We recommend a moderate consumption due to its high sugar and calorie content. It is not a good dessert for those people who suffer from illnesses associated with the gastric system or diabetes.

Although Guirlache is widely consumed during Christmas it can be found throughout Spain at any time of the year, and it can be bought as a nougat or on constructions on cakes. In fact, guirlache has become more popular recently due to this last usage. You could even combine one of the Spanish cakes found here on Spanish Food with guirlache, by using the guirlache as an interesting cake decoration ingredient. Guirlache also makes a great addition to any dessert, and goes especially well with ice cream.

There are a number of shops which dedicate themselves to the production and sale of guirlache in Spain. In such shops, guirlache tends to be made on mass on a large metal sheet. It is then sold in large tablets or in bitesize amounts which are then individually wrapped. One of the most famous guirlache shops is the Pastelería Fantoba which can be found in the city of Zaragoza. This shop has been making the sweet since the year of 1856, and still uses traditional methods to make it.

Perhaps guirlache has a higher difficulty level than other Spanish recipes as there is the danger of over cooking the syrup mixture which is then a nightmare to remove from the pan. However it uses common and easy to find ingredients which make it an ideal recipe for those people who want to try out some traditional Spanish cuisine but on a tight budget.

Guirlache | Guirlache Nougat



  • 1 cup of raw almonds, or pine nuts (or a nut of preference)

** INSTRUCTION **
Retype a section of the guirlache passage word for word, beginning at the words "There are a" and stopping after "to make it.". The data has no connection to the guirlache passage.

** COLLECTED MATERIAL **
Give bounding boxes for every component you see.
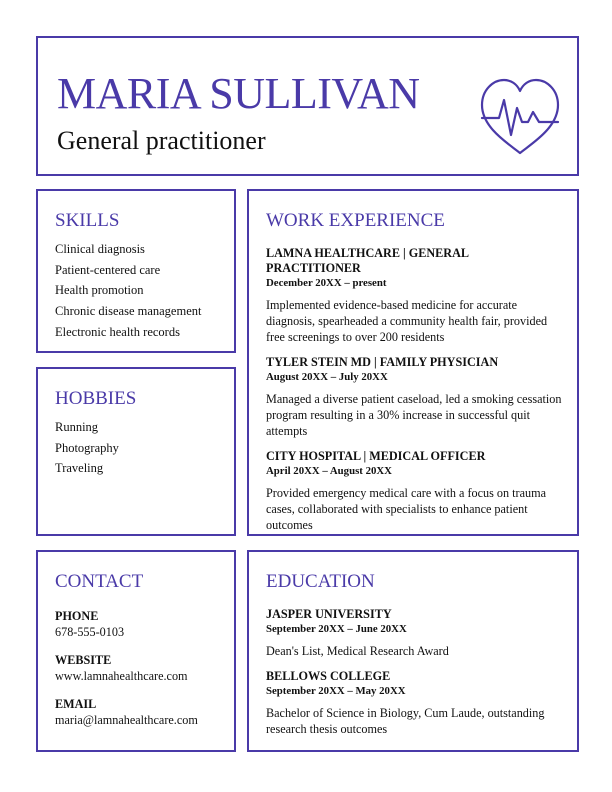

** OUTPUT FOR THIS TASK **
There are a number of shops which dedicate themselves to the production and sale of guirlache in Spain. In such shops, guirlache tends to be made on mass on a large metal sheet. It is then sold in large tablets or in bitesize amounts which are then individually wrapped. One of the most famous guirlache shops is the Pastelería Fantoba which can be found in the city of Zaragoza. This shop has been making the sweet since the year of 1856, and still uses traditional methods to make it.